» **Consigne**: Prolongez l'article sur le vol 13 de Starship et les satellites Starlink V3 à partir de sa dernière phrase.

C’est reparti pour un tour — enfin, on l’espère. SpaceX vise désormais ce jeudi 23 juillet 2026 pour le vol 13 de Starship, sa méga-fusée, après une première tentative avortée à la dernière seconde le 16 juillet. Et cette fois, la mission embarque une grande première : les tout premiers satellites Starlink « V3 » envoyés dans l’espace.
Une semaine à s’arracher les cheveux
Chez SpaceX, ces derniers jours ont eu un petit goût de malédiction. Le vol 13 de Starship avait déjà calé net à la dernière seconde lors de sa première tentative, le 16 juillet. Rebelote côté Falcon 9 : le 20 juillet au matin, la firme d’Elon Musk a essuyé un deuxième abort de suite en pleine séquence de décollage, cette fois lors d’un lancement de satellites Starlink. Bref, l’ordinateur de bord a joué la prudence à répétition — ce qui, soyons honnêtes, est plutôt rassurant sur le fond.
Les Starlink V3, la vraie nouveauté
Au-delà du test de la fusée elle-même, ce vol 13 doit servir à déployer pour la première fois les satellites Starlink de troisième génération. Ces « V3 » promettent une bande passante nettement supérieure à celle des modèles actuels, et c’est justement le genre de charge utile que Starship est censé pouvoir envoyer en masse. Un test grandeur nature, donc, autant pour le lanceur que pour la constellation.

» **Données fournies**:
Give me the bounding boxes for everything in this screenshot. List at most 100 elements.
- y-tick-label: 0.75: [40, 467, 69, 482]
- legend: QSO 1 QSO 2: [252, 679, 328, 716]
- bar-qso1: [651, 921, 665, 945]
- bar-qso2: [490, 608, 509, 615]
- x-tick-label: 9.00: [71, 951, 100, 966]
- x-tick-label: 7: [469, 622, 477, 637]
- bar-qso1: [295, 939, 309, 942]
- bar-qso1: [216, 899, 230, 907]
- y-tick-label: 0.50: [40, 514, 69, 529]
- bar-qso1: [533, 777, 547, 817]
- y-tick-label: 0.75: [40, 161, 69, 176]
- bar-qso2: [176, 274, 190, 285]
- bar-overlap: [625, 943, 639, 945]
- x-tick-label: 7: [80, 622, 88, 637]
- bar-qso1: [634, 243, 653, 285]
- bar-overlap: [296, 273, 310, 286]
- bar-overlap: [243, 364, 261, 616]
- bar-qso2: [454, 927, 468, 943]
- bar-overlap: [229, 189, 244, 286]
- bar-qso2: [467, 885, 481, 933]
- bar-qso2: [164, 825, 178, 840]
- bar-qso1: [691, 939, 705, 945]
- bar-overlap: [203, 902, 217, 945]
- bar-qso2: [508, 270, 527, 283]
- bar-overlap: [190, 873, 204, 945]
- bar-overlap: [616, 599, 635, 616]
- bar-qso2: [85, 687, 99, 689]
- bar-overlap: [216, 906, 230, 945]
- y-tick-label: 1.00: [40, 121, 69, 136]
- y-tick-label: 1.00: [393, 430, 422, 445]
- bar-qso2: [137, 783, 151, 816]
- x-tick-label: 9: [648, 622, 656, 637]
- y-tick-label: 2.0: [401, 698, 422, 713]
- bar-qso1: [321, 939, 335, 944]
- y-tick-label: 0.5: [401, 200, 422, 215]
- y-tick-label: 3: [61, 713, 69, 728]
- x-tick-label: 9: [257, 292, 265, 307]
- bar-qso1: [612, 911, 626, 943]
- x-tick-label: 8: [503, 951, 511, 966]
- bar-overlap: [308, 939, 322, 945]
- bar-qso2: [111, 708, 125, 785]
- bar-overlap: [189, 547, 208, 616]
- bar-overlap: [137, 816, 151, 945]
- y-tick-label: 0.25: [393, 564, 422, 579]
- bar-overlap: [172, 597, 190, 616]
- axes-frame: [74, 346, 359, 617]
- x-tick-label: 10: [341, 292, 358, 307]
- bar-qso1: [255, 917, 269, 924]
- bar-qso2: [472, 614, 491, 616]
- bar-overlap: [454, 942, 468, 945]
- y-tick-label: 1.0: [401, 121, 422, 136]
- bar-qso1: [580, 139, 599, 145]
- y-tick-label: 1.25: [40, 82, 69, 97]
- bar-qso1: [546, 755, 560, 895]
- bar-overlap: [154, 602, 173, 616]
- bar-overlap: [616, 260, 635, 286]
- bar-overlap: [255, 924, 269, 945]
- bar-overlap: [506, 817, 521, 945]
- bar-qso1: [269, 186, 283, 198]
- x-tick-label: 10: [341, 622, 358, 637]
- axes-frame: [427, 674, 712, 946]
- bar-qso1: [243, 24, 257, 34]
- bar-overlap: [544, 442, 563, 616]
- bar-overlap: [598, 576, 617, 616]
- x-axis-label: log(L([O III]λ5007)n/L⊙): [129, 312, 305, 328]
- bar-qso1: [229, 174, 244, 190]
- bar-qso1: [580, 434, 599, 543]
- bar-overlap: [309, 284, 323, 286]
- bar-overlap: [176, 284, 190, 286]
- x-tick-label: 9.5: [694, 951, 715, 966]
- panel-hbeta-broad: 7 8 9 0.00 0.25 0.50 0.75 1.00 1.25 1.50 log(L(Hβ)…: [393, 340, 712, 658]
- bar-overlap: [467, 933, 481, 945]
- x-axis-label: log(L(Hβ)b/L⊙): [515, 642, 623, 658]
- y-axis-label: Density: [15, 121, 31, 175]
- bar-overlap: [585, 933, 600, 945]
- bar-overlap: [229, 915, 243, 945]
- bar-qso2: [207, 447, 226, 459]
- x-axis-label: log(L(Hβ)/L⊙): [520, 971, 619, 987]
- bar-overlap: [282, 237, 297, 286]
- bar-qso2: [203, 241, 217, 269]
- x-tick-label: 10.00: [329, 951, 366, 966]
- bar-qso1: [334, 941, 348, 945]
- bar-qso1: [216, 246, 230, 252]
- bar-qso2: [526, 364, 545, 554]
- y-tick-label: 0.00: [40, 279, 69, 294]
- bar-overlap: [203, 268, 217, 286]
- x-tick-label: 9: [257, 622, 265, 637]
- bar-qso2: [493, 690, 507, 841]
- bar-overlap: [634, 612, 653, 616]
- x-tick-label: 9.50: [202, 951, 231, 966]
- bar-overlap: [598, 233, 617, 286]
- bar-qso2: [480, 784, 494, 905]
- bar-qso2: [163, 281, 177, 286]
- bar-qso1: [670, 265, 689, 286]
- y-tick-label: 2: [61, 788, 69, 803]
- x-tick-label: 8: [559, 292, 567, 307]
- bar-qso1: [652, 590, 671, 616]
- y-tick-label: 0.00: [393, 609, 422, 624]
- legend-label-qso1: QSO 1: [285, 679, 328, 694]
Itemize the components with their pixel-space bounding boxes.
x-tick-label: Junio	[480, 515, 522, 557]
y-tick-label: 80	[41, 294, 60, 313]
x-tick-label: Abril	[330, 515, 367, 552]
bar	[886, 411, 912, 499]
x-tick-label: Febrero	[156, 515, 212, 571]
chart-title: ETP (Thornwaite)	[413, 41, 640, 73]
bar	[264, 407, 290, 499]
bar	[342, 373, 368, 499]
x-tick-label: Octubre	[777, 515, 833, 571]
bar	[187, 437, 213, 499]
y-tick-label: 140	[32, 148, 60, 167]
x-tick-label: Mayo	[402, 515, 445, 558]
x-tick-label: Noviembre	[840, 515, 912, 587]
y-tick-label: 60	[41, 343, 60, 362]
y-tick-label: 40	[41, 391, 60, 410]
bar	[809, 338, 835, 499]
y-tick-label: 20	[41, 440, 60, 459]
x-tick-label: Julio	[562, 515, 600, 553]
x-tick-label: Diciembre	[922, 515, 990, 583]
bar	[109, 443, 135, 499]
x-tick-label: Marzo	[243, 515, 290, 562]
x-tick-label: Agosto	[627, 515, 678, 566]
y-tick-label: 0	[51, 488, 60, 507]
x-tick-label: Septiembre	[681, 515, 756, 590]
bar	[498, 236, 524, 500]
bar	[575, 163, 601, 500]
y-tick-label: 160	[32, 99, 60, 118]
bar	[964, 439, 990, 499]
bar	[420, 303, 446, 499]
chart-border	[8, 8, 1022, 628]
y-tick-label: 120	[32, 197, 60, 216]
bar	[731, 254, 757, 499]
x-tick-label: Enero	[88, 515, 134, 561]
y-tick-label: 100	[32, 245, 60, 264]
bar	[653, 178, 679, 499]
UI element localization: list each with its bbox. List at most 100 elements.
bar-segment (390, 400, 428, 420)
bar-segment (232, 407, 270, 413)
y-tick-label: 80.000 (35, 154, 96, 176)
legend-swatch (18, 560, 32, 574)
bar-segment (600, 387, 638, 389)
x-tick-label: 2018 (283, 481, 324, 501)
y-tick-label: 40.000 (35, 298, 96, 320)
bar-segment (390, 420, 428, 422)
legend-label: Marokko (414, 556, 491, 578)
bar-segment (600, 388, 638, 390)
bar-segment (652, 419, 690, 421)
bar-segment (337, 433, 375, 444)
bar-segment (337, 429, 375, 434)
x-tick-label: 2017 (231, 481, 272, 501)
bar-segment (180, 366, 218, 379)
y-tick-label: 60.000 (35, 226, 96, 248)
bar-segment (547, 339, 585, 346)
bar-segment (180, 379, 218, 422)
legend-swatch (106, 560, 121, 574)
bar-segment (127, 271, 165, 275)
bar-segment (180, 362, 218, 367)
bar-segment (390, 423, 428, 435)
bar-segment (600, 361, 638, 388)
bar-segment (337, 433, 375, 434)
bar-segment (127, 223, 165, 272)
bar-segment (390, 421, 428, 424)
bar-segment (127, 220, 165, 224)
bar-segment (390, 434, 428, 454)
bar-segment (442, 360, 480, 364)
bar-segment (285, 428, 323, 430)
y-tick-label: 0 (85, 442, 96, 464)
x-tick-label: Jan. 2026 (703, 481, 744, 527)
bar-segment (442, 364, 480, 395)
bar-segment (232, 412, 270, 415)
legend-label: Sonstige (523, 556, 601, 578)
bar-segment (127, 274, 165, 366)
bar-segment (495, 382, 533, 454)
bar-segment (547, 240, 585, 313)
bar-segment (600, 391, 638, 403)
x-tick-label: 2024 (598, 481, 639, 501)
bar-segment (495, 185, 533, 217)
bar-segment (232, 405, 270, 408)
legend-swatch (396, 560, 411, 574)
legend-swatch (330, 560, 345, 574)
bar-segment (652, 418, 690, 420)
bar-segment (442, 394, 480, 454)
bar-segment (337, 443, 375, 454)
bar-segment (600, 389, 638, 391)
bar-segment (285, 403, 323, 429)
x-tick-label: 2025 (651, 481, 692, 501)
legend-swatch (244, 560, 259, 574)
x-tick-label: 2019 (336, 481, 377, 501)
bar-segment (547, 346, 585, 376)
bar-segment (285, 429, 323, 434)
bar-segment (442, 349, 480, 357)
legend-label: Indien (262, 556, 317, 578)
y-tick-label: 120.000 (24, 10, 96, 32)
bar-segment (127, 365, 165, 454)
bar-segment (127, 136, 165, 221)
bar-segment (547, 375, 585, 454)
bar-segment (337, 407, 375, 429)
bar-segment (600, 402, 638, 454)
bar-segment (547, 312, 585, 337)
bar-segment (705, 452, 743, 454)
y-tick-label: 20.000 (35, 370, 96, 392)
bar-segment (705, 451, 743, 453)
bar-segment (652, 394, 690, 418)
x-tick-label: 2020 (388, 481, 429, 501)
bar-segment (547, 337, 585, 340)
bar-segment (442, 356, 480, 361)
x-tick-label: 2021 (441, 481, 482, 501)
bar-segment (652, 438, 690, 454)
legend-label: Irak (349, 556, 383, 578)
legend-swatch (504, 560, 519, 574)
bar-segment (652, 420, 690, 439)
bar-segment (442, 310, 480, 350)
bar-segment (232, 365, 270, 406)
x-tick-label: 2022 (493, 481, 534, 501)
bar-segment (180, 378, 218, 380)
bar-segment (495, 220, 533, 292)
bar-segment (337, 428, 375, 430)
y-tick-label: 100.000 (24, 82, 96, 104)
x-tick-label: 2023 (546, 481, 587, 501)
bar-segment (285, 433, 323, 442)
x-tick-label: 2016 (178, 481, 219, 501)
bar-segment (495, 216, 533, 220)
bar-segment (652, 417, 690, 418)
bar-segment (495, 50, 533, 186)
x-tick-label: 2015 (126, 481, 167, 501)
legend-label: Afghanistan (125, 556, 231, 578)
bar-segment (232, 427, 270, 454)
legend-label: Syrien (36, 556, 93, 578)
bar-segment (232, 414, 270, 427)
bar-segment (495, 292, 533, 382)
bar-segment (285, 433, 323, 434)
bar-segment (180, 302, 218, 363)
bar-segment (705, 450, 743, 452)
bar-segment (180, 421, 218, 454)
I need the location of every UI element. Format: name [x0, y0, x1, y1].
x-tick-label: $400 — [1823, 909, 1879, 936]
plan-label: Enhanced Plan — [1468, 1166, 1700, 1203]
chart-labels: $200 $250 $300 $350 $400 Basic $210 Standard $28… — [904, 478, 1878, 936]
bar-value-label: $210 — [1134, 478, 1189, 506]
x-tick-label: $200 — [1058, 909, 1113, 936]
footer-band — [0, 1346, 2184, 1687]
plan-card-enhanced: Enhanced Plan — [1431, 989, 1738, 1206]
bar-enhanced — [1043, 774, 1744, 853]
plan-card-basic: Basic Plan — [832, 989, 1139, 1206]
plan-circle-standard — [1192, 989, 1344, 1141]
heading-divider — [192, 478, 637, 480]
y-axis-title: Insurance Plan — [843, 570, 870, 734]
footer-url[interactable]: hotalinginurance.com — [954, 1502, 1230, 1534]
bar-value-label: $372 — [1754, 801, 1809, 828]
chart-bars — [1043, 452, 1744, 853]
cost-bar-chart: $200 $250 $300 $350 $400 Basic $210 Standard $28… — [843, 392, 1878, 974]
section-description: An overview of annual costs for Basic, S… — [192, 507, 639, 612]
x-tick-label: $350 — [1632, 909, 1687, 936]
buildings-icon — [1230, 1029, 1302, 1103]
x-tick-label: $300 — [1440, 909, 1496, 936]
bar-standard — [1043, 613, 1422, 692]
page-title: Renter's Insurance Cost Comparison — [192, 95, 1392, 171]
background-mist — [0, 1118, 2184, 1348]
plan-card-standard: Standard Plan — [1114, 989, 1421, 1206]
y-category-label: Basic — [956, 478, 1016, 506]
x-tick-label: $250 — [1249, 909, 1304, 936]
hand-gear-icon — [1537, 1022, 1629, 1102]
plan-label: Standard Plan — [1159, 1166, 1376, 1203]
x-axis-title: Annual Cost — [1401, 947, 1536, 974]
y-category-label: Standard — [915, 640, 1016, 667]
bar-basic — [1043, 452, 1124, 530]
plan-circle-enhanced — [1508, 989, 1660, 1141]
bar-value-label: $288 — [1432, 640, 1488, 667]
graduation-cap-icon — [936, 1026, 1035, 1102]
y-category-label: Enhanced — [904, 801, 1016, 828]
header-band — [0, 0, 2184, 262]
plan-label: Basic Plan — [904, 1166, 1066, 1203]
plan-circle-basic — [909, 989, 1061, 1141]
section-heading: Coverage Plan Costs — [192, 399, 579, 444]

» **Exercice corrigé**:
Un timing plein de symboles
Petit clin d’œil de calendrier : le 20 juillet, jour du dernier abort, marquait aussi le 57e anniversaire de l’alunissage d’Apollo 11 (1969) et le 50e de l’atterrissage de la sonde Viking 1 sur Mars (1976). De quoi rappeler qu’entre les fusées qui refusent de décoller et celles qui ont posé des humains sur la Lune, l’aventure spatiale reste une histoire de patience.
Rendez-vous donc jeudi, en espérant que l’ordinateur de bord soit d’humeur plus coopérative. On surveille ça de près et on met l’article à jour dès que la fenêtre de tir se précise.